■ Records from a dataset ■
□ □ □ □ □
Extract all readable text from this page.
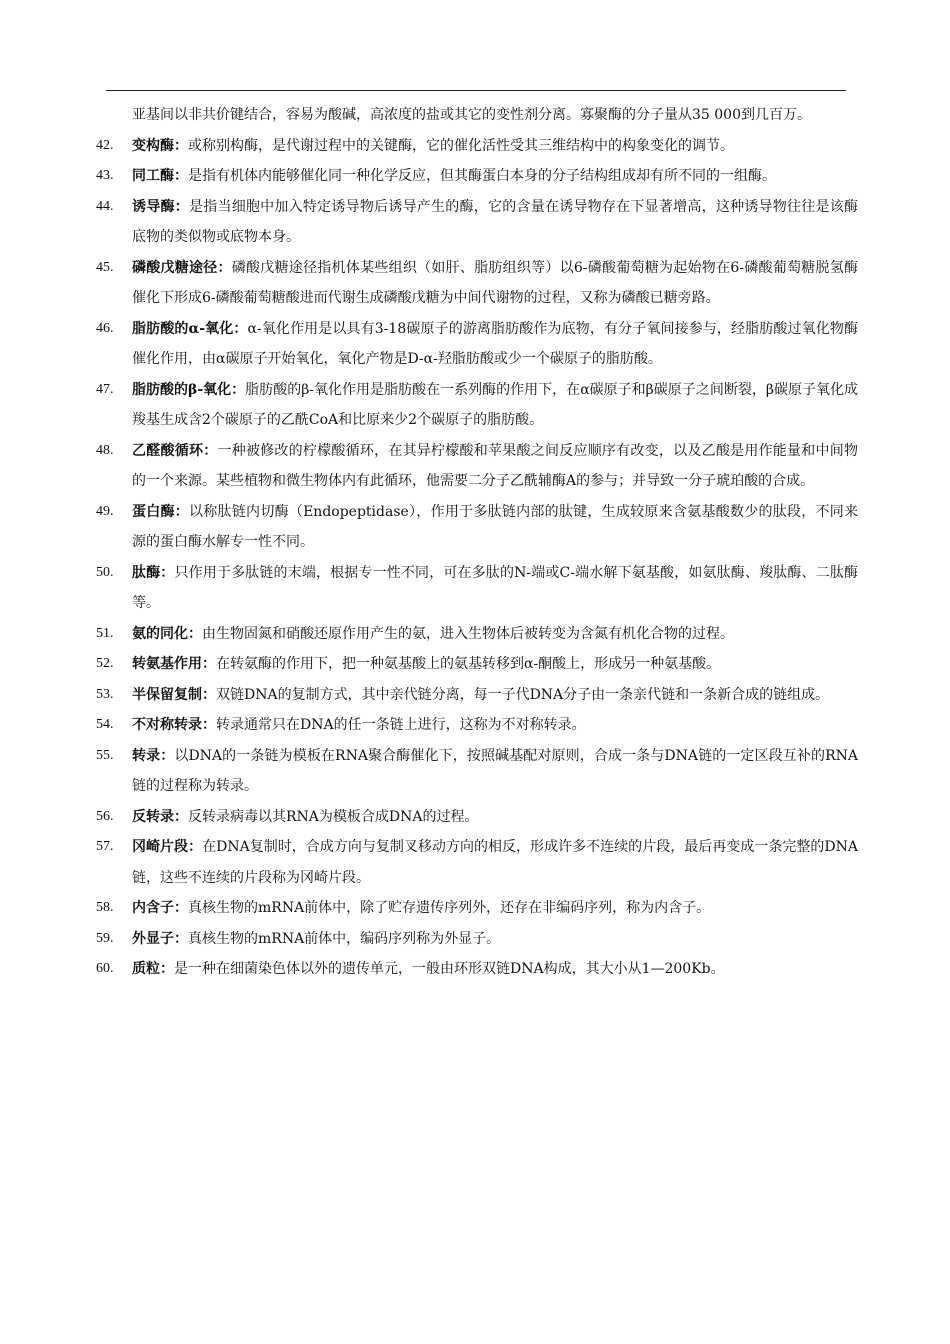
亚基间以非共价键结合，容易为酸碱，高浓度的盐或其它的变性剂分离。寡聚酶的分子量从35 000到几百万。

42. 变构酶：或称别构酶，是代谢过程中的关键酶，它的催化活性受其三维结构中的构象变化的调节。
43. 同工酶：是指有机体内能够催化同一种化学反应，但其酶蛋白本身的分子结构组成却有所不同的一组酶。
44. 诱导酶：是指当细胞中加入特定诱导物后诱导产生的酶，它的含量在诱导物存在下显著增高，这种诱导物往往是该酶底物的类似物或底物本身。
45. 磷酸戊糖途径：磷酸戊糖途径指机体某些组织（如肝、脂肪组织等）以6-磷酸葡萄糖为起始物在6-磷酸葡萄糖脱氢酶催化下形成6-磷酸葡萄糖酸进而代谢生成磷酸戊糖为中间代谢物的过程，又称为磷酸已糖旁路。
46. 脂肪酸的α-氧化：α-氧化作用是以具有3-18碳原子的游离脂肪酸作为底物，有分子氧间接参与，经脂肪酸过氧化物酶催化作用，由α碳原子开始氧化，氧化产物是D-α-羟脂肪酸或少一个碳原子的脂肪酸。
47. 脂肪酸的β-氧化：脂肪酸的β-氧化作用是脂肪酸在一系列酶的作用下，在α碳原子和β碳原子之间断裂，β碳原子氧化成羧基生成含2个碳原子的乙酰CoA和比原来少2个碳原子的脂肪酸。
48. 乙醛酸循环：一种被修改的柠檬酸循环，在其异柠檬酸和苹果酸之间反应顺序有改变，以及乙酸是用作能量和中间物的一个来源。某些植物和微生物体内有此循环，他需要二分子乙酰辅酶A的参与；并导致一分子琥珀酸的合成。
49. 蛋白酶：以称肽链内切酶（Endopeptidase），作用于多肽链内部的肽键，生成较原来含氨基酸数少的肽段，不同来源的蛋白酶水解专一性不同。
50. 肽酶：只作用于多肽链的末端，根据专一性不同，可在多肽的N-端或C-端水解下氨基酸，如氨肽酶、羧肽酶、二肽酶等。
51. 氨的同化：由生物固氮和硝酸还原作用产生的氨，进入生物体后被转变为含氮有机化合物的过程。
52. 转氨基作用：在转氨酶的作用下，把一种氨基酸上的氨基转移到α-酮酸上，形成另一种氨基酸。
53. 半保留复制：双链DNA的复制方式，其中亲代链分离，每一子代DNA分子由一条亲代链和一条新合成的链组成。
54. 不对称转录：转录通常只在DNA的任一条链上进行，这称为不对称转录。
55. 转录：以DNA的一条链为模板在RNA聚合酶催化下，按照碱基配对原则，合成一条与DNA链的一定区段互补的RNA链的过程称为转录。
56. 反转录：反转录病毒以其RNA为模板合成DNA的过程。
57. 冈崎片段：在DNA复制时，合成方向与复制叉移动方向的相反，形成许多不连续的片段，最后再变成一条完整的DNA链，这些不连续的片段称为冈崎片段。
58. 内含子：真核生物的mRNA前体中，除了贮存遗传序列外，还存在非编码序列，称为内含子。
59. 外显子：真核生物的mRNA前体中，编码序列称为外显子。
60. 质粒：是一种在细菌染色体以外的遗传单元，一般由环形双链DNA构成，其大小从1—200Kb。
□ □ □ □ □
■ WHAT IS BEING ASKED ■
Find out how many lines in the entries above hold "真核生物的mRNA前体中", then reply with that figure and nothing else.

■ ANSWER FOR THIS EXERCISE ■
2